WRITTEN REQUEST:
Please give these entries again with "UI component" replaced by "interface element" and everything else unchanged. Leave out the pictures.

SOURCE MATERIAL:
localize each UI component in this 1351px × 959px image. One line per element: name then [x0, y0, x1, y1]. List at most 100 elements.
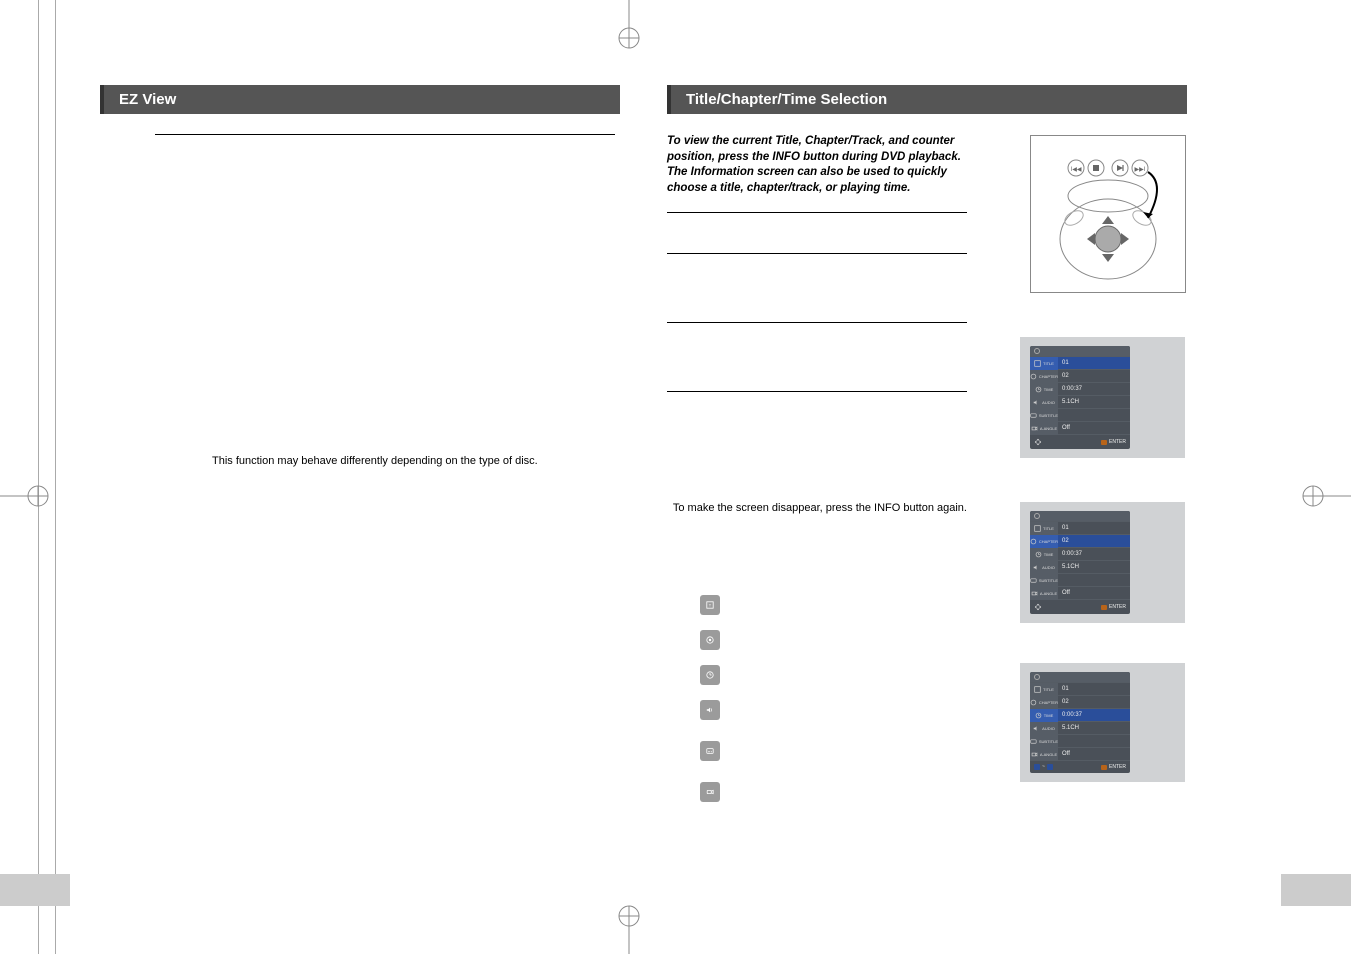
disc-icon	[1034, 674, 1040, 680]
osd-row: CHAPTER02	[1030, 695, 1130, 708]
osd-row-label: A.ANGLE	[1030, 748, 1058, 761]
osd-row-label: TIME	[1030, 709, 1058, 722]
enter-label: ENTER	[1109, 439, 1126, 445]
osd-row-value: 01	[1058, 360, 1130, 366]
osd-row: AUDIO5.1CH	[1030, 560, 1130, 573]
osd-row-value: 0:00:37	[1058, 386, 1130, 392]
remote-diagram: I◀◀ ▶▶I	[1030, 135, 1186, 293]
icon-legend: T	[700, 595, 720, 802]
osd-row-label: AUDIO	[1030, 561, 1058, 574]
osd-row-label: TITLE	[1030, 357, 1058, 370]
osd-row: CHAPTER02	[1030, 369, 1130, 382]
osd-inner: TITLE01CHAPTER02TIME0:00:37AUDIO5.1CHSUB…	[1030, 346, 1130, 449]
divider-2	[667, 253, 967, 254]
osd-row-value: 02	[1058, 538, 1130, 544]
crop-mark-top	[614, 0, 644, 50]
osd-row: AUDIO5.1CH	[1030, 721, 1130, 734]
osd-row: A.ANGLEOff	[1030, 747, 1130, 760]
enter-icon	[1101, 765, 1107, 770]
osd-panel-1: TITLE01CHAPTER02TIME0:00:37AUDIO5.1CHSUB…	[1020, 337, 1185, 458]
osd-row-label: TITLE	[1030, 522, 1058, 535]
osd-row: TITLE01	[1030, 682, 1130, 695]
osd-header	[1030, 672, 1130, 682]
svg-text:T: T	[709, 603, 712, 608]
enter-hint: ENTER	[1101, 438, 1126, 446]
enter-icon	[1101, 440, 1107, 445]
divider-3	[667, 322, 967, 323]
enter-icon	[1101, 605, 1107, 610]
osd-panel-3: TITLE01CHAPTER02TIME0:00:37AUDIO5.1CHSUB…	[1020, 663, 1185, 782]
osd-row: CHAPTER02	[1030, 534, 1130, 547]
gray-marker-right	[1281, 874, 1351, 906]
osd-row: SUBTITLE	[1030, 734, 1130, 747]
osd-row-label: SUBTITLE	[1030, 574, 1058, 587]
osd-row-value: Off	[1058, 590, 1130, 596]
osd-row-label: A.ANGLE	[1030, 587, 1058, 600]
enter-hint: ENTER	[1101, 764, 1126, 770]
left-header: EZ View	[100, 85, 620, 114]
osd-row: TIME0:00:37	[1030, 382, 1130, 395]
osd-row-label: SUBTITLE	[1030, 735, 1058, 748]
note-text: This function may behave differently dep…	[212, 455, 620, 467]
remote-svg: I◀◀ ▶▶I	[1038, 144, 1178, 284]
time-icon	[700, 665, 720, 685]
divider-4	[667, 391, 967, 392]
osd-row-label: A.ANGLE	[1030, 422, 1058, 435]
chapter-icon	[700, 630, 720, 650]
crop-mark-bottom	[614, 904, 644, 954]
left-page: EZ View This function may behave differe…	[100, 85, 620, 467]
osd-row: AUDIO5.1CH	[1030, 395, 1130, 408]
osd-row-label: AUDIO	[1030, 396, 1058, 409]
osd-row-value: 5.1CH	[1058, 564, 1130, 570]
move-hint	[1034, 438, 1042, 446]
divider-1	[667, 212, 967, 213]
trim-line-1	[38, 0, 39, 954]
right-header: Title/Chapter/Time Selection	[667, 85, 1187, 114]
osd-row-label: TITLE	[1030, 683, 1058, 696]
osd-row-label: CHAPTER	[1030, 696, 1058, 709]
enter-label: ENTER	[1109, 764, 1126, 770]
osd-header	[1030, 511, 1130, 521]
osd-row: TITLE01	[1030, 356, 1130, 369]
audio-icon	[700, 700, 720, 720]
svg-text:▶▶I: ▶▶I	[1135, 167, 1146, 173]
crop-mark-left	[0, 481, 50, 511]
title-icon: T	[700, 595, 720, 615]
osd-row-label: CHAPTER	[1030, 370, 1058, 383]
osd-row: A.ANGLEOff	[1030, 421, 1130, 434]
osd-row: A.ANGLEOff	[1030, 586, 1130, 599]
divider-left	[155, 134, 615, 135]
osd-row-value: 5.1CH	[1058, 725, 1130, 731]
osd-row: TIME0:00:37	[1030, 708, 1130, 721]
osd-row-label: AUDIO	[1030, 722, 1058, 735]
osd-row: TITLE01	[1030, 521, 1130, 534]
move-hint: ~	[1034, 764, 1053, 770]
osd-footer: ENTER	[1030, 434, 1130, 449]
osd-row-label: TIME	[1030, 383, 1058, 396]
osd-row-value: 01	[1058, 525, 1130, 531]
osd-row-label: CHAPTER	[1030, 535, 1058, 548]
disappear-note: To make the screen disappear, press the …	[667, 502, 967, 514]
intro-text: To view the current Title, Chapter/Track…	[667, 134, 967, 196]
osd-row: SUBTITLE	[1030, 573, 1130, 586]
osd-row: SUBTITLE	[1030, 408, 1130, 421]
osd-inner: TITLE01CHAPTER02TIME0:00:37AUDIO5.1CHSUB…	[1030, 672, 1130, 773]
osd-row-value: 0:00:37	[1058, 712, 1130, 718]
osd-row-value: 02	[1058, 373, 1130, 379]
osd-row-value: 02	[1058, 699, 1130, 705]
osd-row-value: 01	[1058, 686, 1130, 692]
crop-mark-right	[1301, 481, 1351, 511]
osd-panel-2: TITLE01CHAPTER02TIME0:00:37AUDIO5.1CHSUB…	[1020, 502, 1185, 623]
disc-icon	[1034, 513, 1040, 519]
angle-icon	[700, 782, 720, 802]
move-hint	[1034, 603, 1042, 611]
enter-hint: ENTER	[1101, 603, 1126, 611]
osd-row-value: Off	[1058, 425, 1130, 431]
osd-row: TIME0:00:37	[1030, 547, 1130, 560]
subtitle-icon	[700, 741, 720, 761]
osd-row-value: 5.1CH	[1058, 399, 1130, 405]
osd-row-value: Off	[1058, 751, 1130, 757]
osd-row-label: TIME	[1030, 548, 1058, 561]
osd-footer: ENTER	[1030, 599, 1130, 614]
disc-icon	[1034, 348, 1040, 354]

THE RESPONSE:
localize each interface element in this 1351px × 959px image. One line per element: name then [x0, y0, x1, y1]. List at most 100 elements.
disc-icon	[1034, 674, 1040, 680]
osd-row: CHAPTER02	[1030, 695, 1130, 708]
osd-row-label: A.ANGLE	[1030, 748, 1058, 761]
osd-row-label: TIME	[1030, 709, 1058, 722]
enter-label: ENTER	[1109, 439, 1126, 445]
osd-row-value: 01	[1058, 360, 1130, 366]
osd-row: AUDIO5.1CH	[1030, 560, 1130, 573]
osd-row-value: 0:00:37	[1058, 386, 1130, 392]
remote-diagram: I◀◀ ▶▶I	[1030, 135, 1186, 293]
icon-legend: T	[700, 595, 720, 802]
osd-row-label: AUDIO	[1030, 561, 1058, 574]
osd-row-label: TITLE	[1030, 357, 1058, 370]
osd-row: CHAPTER02	[1030, 369, 1130, 382]
osd-inner: TITLE01CHAPTER02TIME0:00:37AUDIO5.1CHSUB…	[1030, 346, 1130, 449]
divider-2	[667, 253, 967, 254]
osd-row-value: 02	[1058, 538, 1130, 544]
crop-mark-top	[614, 0, 644, 50]
osd-row: AUDIO5.1CH	[1030, 721, 1130, 734]
osd-row: A.ANGLEOff	[1030, 747, 1130, 760]
enter-icon	[1101, 765, 1107, 770]
osd-panel-1: TITLE01CHAPTER02TIME0:00:37AUDIO5.1CHSUB…	[1020, 337, 1185, 458]
osd-row-label: TITLE	[1030, 522, 1058, 535]
osd-row: TITLE01	[1030, 682, 1130, 695]
osd-header	[1030, 672, 1130, 682]
svg-text:T: T	[709, 603, 712, 608]
enter-hint: ENTER	[1101, 438, 1126, 446]
enter-icon	[1101, 440, 1107, 445]
divider-3	[667, 322, 967, 323]
enter-icon	[1101, 605, 1107, 610]
osd-panel-3: TITLE01CHAPTER02TIME0:00:37AUDIO5.1CHSUB…	[1020, 663, 1185, 782]
osd-row: CHAPTER02	[1030, 534, 1130, 547]
gray-marker-right	[1281, 874, 1351, 906]
osd-row: SUBTITLE	[1030, 734, 1130, 747]
osd-row-label: SUBTITLE	[1030, 574, 1058, 587]
osd-row-value: Off	[1058, 590, 1130, 596]
osd-row-label: A.ANGLE	[1030, 587, 1058, 600]
enter-hint: ENTER	[1101, 764, 1126, 770]
left-header: EZ View	[100, 85, 620, 114]
osd-row: TIME0:00:37	[1030, 382, 1130, 395]
osd-row-label: SUBTITLE	[1030, 735, 1058, 748]
note-text: This function may behave differently dep…	[212, 455, 620, 467]
remote-svg: I◀◀ ▶▶I	[1038, 144, 1178, 284]
time-icon	[700, 665, 720, 685]
divider-4	[667, 391, 967, 392]
osd-row-label: A.ANGLE	[1030, 422, 1058, 435]
chapter-icon	[700, 630, 720, 650]
crop-mark-bottom	[614, 904, 644, 954]
left-page: EZ View This function may behave differe…	[100, 85, 620, 467]
osd-row: AUDIO5.1CH	[1030, 395, 1130, 408]
osd-row-label: AUDIO	[1030, 396, 1058, 409]
osd-row-value: 5.1CH	[1058, 564, 1130, 570]
move-hint	[1034, 438, 1042, 446]
divider-1	[667, 212, 967, 213]
trim-line-1	[38, 0, 39, 954]
right-header: Title/Chapter/Time Selection	[667, 85, 1187, 114]
osd-row-label: TITLE	[1030, 683, 1058, 696]
osd-row-label: CHAPTER	[1030, 696, 1058, 709]
enter-label: ENTER	[1109, 764, 1126, 770]
osd-header	[1030, 511, 1130, 521]
osd-row: TITLE01	[1030, 356, 1130, 369]
audio-icon	[700, 700, 720, 720]
svg-text:▶▶I: ▶▶I	[1135, 167, 1146, 173]
crop-mark-left	[0, 481, 50, 511]
title-icon: T	[700, 595, 720, 615]
osd-row-label: CHAPTER	[1030, 370, 1058, 383]
osd-row: A.ANGLEOff	[1030, 421, 1130, 434]
osd-row: A.ANGLEOff	[1030, 586, 1130, 599]
divider-left	[155, 134, 615, 135]
osd-row-value: 5.1CH	[1058, 725, 1130, 731]
osd-row: TIME0:00:37	[1030, 708, 1130, 721]
osd-row-label: AUDIO	[1030, 722, 1058, 735]
osd-row: TITLE01	[1030, 521, 1130, 534]
move-hint: ~	[1034, 764, 1053, 770]
osd-footer: ENTER	[1030, 434, 1130, 449]
osd-row-label: TIME	[1030, 383, 1058, 396]
osd-row-value: 01	[1058, 525, 1130, 531]
osd-row-label: CHAPTER	[1030, 535, 1058, 548]
disappear-note: To make the screen disappear, press the …	[667, 502, 967, 514]
intro-text: To view the current Title, Chapter/Track…	[667, 134, 967, 196]
osd-row: SUBTITLE	[1030, 573, 1130, 586]
osd-row: SUBTITLE	[1030, 408, 1130, 421]
osd-inner: TITLE01CHAPTER02TIME0:00:37AUDIO5.1CHSUB…	[1030, 672, 1130, 773]
osd-row-value: 0:00:37	[1058, 712, 1130, 718]
osd-row-value: 02	[1058, 373, 1130, 379]
osd-row-value: 02	[1058, 699, 1130, 705]
osd-row-value: 01	[1058, 686, 1130, 692]
crop-mark-right	[1301, 481, 1351, 511]
osd-panel-2: TITLE01CHAPTER02TIME0:00:37AUDIO5.1CHSUB…	[1020, 502, 1185, 623]
disc-icon	[1034, 513, 1040, 519]
angle-icon	[700, 782, 720, 802]
move-hint	[1034, 603, 1042, 611]
enter-hint: ENTER	[1101, 603, 1126, 611]
osd-row-value: Off	[1058, 425, 1130, 431]
osd-row: TIME0:00:37	[1030, 547, 1130, 560]
subtitle-icon	[700, 741, 720, 761]
osd-row-value: 5.1CH	[1058, 399, 1130, 405]
osd-row-value: Off	[1058, 751, 1130, 757]
osd-row-label: TIME	[1030, 548, 1058, 561]
osd-footer: ENTER	[1030, 599, 1130, 614]
disc-icon	[1034, 348, 1040, 354]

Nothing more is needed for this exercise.